── Document segment ──
GENERAL INDEMNITY. Seller agrees to indemnify and save harmless Buyer, its officers, directors, employees and representatives from any responsibility and liability for any and all claims, demands, losses, legal actions for personal injuries, and property damage (excluding inside and outside attorney’s fees) (i) due to any failure of Seller to comply with laws, regulations or ordinances, or (ii) due to the acts or omissions of Seller in the performance of this Order. Buyer agrees to indemnify and save harmless Seller, its officers, directors, employees and representatives from any responsibility and liability for any and all claims, demands, losses, legal actions for personal injuries, and property damage (excluding inside and out side attorney’s fees) (i) due to any failure of Buyer to comply with laws, regulations or ordinances, or (ii) due to the acts or omissions of Buyer in the performance of this Order. Notwithstanding any other term or provision contained herein, the parties acknowledge and agree that, except for the “Base Price” set for herein, Seller will not have any greater reduced, additional or changed obligation or liability than Seller has under the appropriate Corresponding Coal Supply Agreement.

 

 

(4)

CONFIDENTIAL DATA. Seller agrees to treat as strictly secret and confidential all specification, drawings, blueprints, nomenclature, samples and models and other information supplied by Buyer and further agrees not to disclose any information relating to this Order to any person or entity other than the Buyer. The parties acknowledge and agree that nothing contained herein shall prohibit either party hereto or their respective parent entities from making any public disclosures regarding this Order if such disclosure is required by applicable securities laws or any listing agreement with any national securities exchange or quotation system.
───
— Aim —
Continue the purchase order terms, starting after the last sentence of the confidential data clause.
── Records shown ──
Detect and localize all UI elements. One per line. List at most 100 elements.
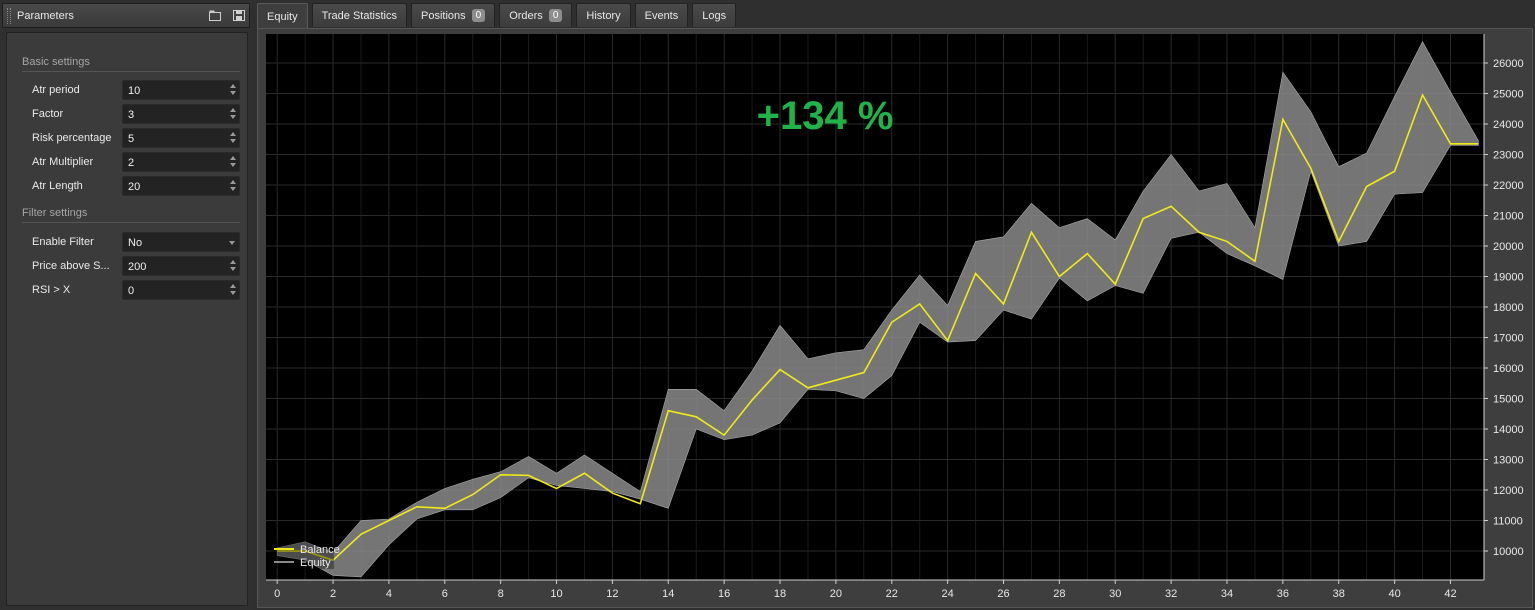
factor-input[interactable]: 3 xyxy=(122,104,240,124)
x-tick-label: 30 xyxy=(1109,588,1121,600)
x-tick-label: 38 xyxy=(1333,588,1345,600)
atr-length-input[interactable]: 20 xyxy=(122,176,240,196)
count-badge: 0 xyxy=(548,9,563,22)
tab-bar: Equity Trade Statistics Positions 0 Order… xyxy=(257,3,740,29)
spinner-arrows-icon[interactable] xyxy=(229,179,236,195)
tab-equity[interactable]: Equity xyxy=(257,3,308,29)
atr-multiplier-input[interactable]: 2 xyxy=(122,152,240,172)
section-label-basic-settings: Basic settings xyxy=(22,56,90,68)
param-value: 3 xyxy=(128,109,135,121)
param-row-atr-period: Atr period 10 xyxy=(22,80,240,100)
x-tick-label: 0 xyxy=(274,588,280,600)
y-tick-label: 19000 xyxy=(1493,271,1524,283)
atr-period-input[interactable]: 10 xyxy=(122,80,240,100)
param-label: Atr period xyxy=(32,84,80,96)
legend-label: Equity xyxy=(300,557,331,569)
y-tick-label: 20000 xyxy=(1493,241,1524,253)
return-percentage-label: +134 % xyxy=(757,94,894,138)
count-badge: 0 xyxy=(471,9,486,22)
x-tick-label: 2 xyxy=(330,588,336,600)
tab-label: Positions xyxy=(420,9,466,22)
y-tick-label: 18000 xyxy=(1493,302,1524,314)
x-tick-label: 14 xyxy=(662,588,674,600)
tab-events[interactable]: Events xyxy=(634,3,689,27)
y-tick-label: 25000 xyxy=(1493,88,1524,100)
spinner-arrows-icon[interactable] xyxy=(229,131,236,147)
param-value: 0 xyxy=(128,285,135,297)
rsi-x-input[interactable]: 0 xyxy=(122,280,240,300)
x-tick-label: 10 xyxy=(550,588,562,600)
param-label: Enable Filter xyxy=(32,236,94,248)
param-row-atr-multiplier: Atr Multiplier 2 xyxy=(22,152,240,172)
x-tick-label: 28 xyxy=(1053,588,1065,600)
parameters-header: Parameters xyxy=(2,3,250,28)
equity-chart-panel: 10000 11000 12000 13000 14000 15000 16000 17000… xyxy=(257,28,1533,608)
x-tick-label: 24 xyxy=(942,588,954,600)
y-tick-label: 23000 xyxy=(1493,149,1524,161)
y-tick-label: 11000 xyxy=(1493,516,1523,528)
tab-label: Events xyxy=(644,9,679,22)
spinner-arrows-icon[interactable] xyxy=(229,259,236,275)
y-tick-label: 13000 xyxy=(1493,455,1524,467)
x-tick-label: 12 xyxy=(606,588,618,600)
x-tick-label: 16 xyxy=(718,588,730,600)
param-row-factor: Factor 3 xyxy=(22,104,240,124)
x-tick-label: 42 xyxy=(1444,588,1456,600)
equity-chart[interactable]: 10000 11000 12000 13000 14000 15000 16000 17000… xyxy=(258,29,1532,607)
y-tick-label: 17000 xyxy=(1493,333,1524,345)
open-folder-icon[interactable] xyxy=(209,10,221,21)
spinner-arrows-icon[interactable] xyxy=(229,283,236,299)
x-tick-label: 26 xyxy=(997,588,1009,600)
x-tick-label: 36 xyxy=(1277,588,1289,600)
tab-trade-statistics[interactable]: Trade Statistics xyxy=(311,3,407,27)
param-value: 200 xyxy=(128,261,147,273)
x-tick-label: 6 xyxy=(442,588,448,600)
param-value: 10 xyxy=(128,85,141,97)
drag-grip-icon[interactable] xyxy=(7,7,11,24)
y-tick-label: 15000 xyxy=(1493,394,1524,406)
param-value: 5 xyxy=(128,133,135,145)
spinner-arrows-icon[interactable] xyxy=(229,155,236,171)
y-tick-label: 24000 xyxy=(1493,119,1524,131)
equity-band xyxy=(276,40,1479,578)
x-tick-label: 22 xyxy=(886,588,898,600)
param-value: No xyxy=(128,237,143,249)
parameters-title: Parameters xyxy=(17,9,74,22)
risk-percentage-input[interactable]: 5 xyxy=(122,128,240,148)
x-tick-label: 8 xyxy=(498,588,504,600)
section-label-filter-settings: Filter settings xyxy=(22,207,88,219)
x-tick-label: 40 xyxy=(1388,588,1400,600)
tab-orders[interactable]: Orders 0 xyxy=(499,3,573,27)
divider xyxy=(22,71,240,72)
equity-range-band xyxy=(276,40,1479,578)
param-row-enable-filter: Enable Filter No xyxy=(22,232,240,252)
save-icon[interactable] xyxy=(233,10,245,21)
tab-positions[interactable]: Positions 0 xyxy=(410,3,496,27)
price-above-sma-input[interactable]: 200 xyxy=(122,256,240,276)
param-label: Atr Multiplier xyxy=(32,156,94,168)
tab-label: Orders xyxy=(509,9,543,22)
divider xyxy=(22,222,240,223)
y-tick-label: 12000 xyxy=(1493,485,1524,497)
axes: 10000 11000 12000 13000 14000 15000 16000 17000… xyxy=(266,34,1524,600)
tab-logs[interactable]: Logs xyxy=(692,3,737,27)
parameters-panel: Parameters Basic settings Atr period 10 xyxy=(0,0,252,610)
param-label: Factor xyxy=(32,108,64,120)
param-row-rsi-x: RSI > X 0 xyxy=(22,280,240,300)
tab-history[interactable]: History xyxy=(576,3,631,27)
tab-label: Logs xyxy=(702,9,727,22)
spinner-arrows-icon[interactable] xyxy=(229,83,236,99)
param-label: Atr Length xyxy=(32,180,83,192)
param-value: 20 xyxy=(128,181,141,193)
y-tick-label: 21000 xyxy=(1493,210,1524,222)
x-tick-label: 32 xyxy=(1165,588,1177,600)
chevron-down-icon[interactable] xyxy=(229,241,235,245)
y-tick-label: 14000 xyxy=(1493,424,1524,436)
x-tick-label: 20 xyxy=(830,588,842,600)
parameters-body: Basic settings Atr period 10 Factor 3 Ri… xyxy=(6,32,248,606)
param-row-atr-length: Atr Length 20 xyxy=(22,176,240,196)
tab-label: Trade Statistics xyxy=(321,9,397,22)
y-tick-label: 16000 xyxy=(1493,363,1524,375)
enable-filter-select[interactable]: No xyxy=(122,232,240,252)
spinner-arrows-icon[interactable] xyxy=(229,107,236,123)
───
— Expected answer —
 

 

(5)

FORCE MAJEURE.

 

 

(a)

Seller shall not be liable for any delay, reduction, or suspension of shipments resulting from any event of force majeure, and Buyer shall not be liable for failure, refusal, or inability to perform its obligations under this Agreement resulting from any event of force majeure, provided that Buyer or Seller, as the case may be, (1) promptly notifies the other party of such event and its cause and confirms such in writing within 15 calendar days of its occurrence, (2) promptly supplies such information about the event and its cause that may be reasonably requested by the other party, and (3) exercises due diligence to remove the cause of the event or to lessen its effect. Seller shall also notify its truck transportation subcontractor(s), if any, of any event of force majeure. Notwithstanding the foregoing, the settlement of labor disputes shall be entirely at the discretion of the affected party.

 

 

(b)

Events of force majeure shall be events beyond the control and without the fault or negligence of the party claiming such event, including but not limited to floods, fire, accidents, extreme geological conditions at Seller’s Mine, strikes or other labor disputes, frozen coal, major restrictions on use or breakdown of equipment


 

    

(including equipment utilized for unloading coal supplied pursuant to this Order at VEPCO’s Mount Storm Station (the “Station”), a reduction or interruption of generation of electricity at the Station resulting from a total or partial forced outage of a coal-fired unit at the Station, governmental regulations or restrictions, unexpected loss of electric load, or any cause, whether of the same or a different nature, existing or future, foreseen or unforeseen.

 

 

(c)

In no event shall this force majeure provision be construed to relieve either party of any obligations hereunder solely because of increased costs or other adverse economic consequences that may be incurred through the performance of such obligations of the parties.

 

 

(6)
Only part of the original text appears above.